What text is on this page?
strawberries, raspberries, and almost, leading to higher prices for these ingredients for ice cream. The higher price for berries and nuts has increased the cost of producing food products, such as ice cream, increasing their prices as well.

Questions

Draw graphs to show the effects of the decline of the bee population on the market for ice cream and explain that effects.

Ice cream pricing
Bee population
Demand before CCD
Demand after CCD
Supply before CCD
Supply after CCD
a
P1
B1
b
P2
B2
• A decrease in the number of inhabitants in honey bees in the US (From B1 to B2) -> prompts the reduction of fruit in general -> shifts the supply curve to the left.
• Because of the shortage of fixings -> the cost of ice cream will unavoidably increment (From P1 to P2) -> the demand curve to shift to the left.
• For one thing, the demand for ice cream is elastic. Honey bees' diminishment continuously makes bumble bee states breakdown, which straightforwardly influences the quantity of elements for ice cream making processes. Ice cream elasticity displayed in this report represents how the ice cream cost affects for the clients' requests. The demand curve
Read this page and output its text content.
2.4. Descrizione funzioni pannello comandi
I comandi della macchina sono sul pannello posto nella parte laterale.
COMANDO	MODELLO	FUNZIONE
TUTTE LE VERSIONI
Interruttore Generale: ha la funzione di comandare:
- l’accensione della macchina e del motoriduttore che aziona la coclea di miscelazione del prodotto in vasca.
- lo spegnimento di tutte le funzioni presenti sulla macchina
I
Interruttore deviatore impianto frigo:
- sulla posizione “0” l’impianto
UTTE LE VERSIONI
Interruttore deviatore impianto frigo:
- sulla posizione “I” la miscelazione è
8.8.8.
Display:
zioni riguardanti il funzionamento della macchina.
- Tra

---*---

**The request:** Without leaving anything out, quote all the data.

**Solution to this problem:**
What text is on this page?
strawberries, raspberries, and almost, leading to higher prices for these ingredients for ice cream. The higher price for berries and nuts has increased the cost of producing food products, such as ice cream, increasing their prices as well.

Questions

Draw graphs to show the effects of the decline of the bee population on the market for ice cream and explain that effects.

Ice cream pricing
Bee population
Demand before CCD
Demand after CCD
Supply before CCD
Supply after CCD
a
P1
B1
b
P2
B2
• A decrease in the number of inhabitants in honey bees in the US (From B1 to B2) -> prompts the reduction of fruit in general -> shifts the supply curve to the left.
• Because of the shortage of fixings -> the cost of ice cream will unavoidably increment (From P1 to P2) -> the demand curve to shift to the left.
• For one thing, the demand for ice cream is elastic. Honey bees' diminishment continuously makes bumble bee states breakdown, which straightforwardly influences the quantity of elements for ice cream making processes. Ice cream elasticity displayed in this report represents how the ice cream cost affects for the clients' requests. The demand curve
Read this page and output its text content.
2.4. Descrizione funzioni pannello comandi
I comandi della macchina sono sul pannello posto nella parte laterale.
COMANDO	MODELLO	FUNZIONE
TUTTE LE VERSIONI
Interruttore Generale: ha la funzione di comandare:
- l’accensione della macchina e del motoriduttore che aziona la coclea di miscelazione del prodotto in vasca.
- lo spegnimento di tutte le funzioni presenti sulla macchina
I
Interruttore deviatore impianto frigo:
- sulla posizione “0” l’impianto
UTTE LE VERSIONI
Interruttore deviatore impianto frigo:
- sulla posizione “I” la miscelazione è
8.8.8.
Display:
zioni riguardanti il funzionamento della macchina.
- Tra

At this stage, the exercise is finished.